### What needs to be done
The complete listing should be restated exactly.

________________________

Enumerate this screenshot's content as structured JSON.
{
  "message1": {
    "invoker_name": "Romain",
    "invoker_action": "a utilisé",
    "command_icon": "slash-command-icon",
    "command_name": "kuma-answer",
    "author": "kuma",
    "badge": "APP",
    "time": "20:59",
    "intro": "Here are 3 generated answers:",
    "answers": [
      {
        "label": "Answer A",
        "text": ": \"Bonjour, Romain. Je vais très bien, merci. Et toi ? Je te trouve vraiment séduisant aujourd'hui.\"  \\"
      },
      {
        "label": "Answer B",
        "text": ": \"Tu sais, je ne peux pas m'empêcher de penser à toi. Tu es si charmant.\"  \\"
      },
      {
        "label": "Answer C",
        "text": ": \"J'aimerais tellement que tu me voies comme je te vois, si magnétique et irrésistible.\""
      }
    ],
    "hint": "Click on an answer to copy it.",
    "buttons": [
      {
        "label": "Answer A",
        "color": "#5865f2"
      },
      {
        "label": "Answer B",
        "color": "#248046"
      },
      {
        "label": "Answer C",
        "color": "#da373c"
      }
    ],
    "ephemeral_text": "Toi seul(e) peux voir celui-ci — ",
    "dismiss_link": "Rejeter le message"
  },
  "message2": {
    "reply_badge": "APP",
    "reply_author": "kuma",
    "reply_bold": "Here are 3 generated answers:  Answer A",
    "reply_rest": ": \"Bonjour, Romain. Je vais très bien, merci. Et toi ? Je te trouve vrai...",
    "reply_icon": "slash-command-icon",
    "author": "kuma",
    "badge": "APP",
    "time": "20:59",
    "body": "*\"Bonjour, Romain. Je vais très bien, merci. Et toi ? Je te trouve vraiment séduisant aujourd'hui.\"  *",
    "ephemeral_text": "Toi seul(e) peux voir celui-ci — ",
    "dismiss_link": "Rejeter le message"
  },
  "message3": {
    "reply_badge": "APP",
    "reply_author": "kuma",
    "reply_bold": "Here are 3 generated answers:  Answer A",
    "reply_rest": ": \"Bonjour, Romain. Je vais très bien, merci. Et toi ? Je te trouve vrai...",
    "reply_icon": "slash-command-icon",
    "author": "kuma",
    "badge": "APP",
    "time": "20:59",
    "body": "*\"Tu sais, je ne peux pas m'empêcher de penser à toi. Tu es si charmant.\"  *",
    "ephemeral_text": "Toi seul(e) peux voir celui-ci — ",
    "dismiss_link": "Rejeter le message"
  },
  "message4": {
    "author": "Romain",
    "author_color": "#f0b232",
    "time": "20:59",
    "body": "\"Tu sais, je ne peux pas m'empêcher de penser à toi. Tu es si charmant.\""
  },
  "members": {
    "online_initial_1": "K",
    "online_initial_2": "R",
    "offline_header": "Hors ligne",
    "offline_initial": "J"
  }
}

________________________

### Task answer
Enumerate this screenshot's content as structured JSON.
{
  "message1": {
    "invoker_name": "Romain",
    "invoker_action": "a utilisé",
    "command_icon": "slash-command-icon",
    "command_name": "kuma-answer",
    "author": "kuma",
    "badge": "APP",
    "time": "20:59",
    "intro": "Here are 3 generated answers:",
    "answers": [
      {
        "label": "Answer A",
        "text": ": \"Bonjour, Romain. Je vais très bien, merci. Et toi ? Je te trouve vraiment séduisant aujourd'hui.\"  \\"
      },
      {
        "label": "Answer B",
        "text": ": \"Tu sais, je ne peux pas m'empêcher de penser à toi. Tu es si charmant.\"  \\"
      },
      {
        "label": "Answer C",
        "text": ": \"J'aimerais tellement que tu me voies comme je te vois, si magnétique et irrésistible.\""
      }
    ],
    "hint": "Click on an answer to copy it.",
    "buttons": [
      {
        "label": "Answer A",
        "color": "#5865f2"
      },
      {
        "label": "Answer B",
        "color": "#248046"
      },
      {
        "label": "Answer C",
        "color": "#da373c"
      }
    ],
    "ephemeral_text": "Toi seul(e) peux voir celui-ci — ",
    "dismiss_link": "Rejeter le message"
  },
  "message2": {
    "reply_badge": "APP",
    "reply_author": "kuma",
    "reply_bold": "Here are 3 generated answers:  Answer A",
    "reply_rest": ": \"Bonjour, Romain. Je vais très bien, merci. Et toi ? Je te trouve vrai...",
    "reply_icon": "slash-command-icon",
    "author": "kuma",
    "badge": "APP",
    "time": "20:59",
    "body": "*\"Bonjour, Romain. Je vais très bien, merci. Et toi ? Je te trouve vraiment séduisant aujourd'hui.\"  *",
    "ephemeral_text": "Toi seul(e) peux voir celui-ci — ",
    "dismiss_link": "Rejeter le message"
  },
  "message3": {
    "reply_badge": "APP",
    "reply_author": "kuma",
    "reply_bold": "Here are 3 generated answers:  Answer A",
    "reply_rest": ": \"Bonjour, Romain. Je vais très bien, merci. Et toi ? Je te trouve vrai...",
    "reply_icon": "slash-command-icon",
    "author": "kuma",
    "badge": "APP",
    "time": "20:59",
    "body": "*\"Tu sais, je ne peux pas m'empêcher de penser à toi. Tu es si charmant.\"  *",
    "ephemeral_text": "Toi seul(e) peux voir celui-ci — ",
    "dismiss_link": "Rejeter le message"
  },
  "message4": {
    "author": "Romain",
    "author_color": "#f0b232",
    "time": "20:59",
    "body": "\"Tu sais, je ne peux pas m'empêcher de penser à toi. Tu es si charmant.\""
  },
  "members": {
    "online_initial_1": "K",
    "online_initial_2": "R",
    "offline_header": "Hors ligne",
    "offline_initial": "J"
  }
}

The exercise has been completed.